### Recorded information
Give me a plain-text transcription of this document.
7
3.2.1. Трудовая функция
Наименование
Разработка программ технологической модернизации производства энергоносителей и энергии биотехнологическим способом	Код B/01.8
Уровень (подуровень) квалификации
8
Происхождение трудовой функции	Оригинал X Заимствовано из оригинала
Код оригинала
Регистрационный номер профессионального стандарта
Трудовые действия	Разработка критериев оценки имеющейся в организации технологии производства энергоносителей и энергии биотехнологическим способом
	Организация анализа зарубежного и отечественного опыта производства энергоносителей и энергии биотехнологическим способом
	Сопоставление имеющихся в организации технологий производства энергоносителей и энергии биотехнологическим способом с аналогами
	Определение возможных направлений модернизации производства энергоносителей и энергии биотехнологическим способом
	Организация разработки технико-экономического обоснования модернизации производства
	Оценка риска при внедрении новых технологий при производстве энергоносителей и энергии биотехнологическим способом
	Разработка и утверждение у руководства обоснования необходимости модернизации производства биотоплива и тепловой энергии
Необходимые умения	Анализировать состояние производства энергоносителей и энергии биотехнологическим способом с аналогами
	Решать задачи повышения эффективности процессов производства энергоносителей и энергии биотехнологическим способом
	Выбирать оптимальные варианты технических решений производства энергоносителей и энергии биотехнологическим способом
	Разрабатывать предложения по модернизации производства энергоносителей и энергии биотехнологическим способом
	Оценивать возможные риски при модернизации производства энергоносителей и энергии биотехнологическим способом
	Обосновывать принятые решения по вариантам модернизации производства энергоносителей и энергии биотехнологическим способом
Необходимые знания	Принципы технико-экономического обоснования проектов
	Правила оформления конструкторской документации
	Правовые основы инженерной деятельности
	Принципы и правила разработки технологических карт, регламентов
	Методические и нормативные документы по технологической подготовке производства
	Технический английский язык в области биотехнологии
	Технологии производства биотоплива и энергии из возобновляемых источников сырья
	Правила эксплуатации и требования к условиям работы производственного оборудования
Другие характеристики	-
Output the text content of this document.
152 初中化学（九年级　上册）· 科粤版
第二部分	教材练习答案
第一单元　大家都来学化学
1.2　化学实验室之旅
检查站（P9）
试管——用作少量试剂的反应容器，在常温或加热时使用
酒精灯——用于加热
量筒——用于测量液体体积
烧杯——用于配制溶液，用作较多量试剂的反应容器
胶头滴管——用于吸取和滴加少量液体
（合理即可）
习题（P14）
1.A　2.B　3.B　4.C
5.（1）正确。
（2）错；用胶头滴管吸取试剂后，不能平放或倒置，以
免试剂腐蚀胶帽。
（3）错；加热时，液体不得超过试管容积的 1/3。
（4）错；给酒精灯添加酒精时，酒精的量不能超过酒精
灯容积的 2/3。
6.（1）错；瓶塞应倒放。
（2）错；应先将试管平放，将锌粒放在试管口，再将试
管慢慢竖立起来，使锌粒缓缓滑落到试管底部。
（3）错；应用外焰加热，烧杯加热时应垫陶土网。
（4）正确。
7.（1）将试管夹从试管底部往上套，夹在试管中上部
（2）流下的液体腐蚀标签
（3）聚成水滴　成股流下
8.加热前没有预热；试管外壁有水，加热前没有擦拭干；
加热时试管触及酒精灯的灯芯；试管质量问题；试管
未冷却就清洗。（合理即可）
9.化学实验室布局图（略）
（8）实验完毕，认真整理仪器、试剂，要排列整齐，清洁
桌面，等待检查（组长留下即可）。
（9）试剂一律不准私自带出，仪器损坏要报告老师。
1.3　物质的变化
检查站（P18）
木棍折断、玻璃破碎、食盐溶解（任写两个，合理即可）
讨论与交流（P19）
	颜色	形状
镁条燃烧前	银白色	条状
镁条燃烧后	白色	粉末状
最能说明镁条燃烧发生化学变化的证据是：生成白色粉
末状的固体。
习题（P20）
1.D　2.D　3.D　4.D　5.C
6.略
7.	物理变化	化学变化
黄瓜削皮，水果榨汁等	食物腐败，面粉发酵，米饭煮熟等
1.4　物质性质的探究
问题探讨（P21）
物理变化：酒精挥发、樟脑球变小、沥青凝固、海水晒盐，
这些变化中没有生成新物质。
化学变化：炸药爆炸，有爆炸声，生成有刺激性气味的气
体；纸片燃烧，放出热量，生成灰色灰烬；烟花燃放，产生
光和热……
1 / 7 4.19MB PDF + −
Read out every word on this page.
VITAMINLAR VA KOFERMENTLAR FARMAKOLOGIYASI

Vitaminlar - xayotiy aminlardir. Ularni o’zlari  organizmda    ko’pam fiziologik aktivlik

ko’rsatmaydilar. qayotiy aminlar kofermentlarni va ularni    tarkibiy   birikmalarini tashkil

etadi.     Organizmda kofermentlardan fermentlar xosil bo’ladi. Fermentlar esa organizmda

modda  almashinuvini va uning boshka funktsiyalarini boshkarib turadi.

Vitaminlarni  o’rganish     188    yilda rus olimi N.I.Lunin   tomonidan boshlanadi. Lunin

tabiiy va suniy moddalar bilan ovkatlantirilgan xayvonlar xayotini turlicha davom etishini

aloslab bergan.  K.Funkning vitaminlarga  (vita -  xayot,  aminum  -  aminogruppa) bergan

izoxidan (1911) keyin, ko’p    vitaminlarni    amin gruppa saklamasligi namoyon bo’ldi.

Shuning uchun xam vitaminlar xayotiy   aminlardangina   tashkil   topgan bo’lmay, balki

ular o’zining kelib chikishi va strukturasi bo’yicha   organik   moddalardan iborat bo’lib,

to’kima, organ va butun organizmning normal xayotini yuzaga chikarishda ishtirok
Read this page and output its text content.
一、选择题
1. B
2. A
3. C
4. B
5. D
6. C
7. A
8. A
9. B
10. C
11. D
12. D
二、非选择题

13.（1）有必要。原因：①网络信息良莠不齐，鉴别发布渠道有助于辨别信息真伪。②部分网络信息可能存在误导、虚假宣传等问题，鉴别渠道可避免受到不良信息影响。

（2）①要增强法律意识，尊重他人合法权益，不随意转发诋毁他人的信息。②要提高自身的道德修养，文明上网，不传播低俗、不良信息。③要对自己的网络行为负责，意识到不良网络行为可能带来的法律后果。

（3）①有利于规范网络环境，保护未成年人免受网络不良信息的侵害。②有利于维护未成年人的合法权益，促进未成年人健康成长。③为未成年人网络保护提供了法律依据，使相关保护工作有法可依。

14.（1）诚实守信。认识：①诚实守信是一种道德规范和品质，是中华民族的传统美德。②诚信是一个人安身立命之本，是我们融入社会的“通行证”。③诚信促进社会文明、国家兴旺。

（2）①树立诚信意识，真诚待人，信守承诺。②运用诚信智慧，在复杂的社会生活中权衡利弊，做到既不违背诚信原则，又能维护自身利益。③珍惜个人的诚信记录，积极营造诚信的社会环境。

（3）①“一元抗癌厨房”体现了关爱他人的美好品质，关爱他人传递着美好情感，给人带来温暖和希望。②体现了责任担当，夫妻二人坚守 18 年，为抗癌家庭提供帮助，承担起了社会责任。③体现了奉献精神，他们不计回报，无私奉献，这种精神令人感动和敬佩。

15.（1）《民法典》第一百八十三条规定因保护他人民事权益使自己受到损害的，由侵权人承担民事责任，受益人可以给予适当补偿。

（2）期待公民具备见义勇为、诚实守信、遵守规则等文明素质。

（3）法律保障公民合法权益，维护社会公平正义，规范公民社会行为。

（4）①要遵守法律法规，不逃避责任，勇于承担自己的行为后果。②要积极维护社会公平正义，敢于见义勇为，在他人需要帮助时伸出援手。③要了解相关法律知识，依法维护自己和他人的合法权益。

### Your task
Copy out each line that contains the word "tashkil".

### In response
ko’rsatmaydilar. qayotiy aminlar kofermentlarni va ularni    tarkibiy   birikmalarini tashkil
Shuning uchun xam vitaminlar xayotiy   aminlardangina   tashkil   topgan bo’lmay, balki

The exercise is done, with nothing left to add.